• Material for this task:
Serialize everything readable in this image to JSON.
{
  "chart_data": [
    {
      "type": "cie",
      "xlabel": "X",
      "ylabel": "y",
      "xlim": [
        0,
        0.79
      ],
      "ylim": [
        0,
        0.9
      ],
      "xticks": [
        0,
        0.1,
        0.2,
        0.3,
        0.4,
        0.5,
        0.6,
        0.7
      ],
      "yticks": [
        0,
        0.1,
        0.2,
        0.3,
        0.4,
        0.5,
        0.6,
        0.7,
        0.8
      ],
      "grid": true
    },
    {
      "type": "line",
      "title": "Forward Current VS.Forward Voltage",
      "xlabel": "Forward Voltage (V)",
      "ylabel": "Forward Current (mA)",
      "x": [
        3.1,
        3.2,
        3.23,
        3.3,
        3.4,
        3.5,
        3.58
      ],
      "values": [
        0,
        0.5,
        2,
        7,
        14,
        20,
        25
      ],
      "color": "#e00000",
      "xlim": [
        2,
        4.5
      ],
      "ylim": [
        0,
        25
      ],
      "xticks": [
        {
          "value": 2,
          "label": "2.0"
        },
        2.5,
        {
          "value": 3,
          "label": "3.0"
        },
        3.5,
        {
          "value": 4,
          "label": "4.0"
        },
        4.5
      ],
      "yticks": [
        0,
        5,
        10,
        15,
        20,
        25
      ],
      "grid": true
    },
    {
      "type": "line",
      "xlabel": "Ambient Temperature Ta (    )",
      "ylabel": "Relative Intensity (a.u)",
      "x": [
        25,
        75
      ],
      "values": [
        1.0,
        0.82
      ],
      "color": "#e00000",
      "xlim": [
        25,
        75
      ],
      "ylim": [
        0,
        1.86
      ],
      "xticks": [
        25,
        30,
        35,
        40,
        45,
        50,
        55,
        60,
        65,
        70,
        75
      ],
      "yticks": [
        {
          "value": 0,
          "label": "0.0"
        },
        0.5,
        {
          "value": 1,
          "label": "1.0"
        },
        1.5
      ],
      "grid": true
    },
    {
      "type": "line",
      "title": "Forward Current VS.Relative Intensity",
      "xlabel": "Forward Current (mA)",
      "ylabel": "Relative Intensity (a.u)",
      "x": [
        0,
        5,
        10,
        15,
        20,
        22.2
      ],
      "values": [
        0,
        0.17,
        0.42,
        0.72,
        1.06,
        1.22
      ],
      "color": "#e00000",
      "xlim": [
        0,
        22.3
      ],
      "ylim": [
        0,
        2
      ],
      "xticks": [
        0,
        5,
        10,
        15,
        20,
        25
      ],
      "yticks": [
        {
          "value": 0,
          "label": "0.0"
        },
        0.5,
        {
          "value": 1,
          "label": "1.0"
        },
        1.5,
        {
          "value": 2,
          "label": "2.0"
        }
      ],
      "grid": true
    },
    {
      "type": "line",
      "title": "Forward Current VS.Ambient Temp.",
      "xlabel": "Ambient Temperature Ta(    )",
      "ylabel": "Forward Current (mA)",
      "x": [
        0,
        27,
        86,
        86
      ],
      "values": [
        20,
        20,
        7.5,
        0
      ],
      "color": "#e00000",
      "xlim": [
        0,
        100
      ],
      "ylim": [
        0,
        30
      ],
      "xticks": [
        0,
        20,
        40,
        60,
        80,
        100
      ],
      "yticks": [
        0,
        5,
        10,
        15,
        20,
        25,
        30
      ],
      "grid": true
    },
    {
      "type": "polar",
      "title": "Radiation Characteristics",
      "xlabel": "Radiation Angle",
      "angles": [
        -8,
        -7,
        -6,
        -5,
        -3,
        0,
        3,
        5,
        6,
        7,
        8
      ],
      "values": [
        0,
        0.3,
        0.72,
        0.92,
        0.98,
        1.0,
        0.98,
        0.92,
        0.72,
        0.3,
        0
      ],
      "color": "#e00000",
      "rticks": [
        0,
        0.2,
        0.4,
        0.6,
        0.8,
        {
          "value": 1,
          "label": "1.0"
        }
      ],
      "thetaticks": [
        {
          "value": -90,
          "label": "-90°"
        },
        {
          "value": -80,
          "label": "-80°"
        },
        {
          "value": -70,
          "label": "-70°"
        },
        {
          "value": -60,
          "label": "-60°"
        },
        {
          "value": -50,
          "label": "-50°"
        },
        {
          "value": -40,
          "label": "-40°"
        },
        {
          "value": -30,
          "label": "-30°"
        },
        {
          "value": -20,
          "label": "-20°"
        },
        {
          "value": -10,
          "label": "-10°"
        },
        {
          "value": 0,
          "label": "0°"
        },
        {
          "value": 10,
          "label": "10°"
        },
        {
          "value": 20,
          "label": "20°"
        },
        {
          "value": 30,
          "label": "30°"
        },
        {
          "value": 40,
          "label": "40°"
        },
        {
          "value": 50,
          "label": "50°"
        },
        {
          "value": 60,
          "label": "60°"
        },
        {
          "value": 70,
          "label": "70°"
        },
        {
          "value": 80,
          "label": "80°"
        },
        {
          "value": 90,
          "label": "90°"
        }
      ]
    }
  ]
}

• Short problem: Which lines hold the word "Forward"? Return all of them from the records above.

• Solution below:
      "title": "Forward Current VS.Forward Voltage",
      "xlabel": "Forward Voltage (V)",
      "ylabel": "Forward Current (mA)",
      "title": "Forward Current VS.Relative Intensity",
      "xlabel": "Forward Current (mA)",
      "title": "Forward Current VS.Ambient Temp.",
      "ylabel": "Forward Current (mA)",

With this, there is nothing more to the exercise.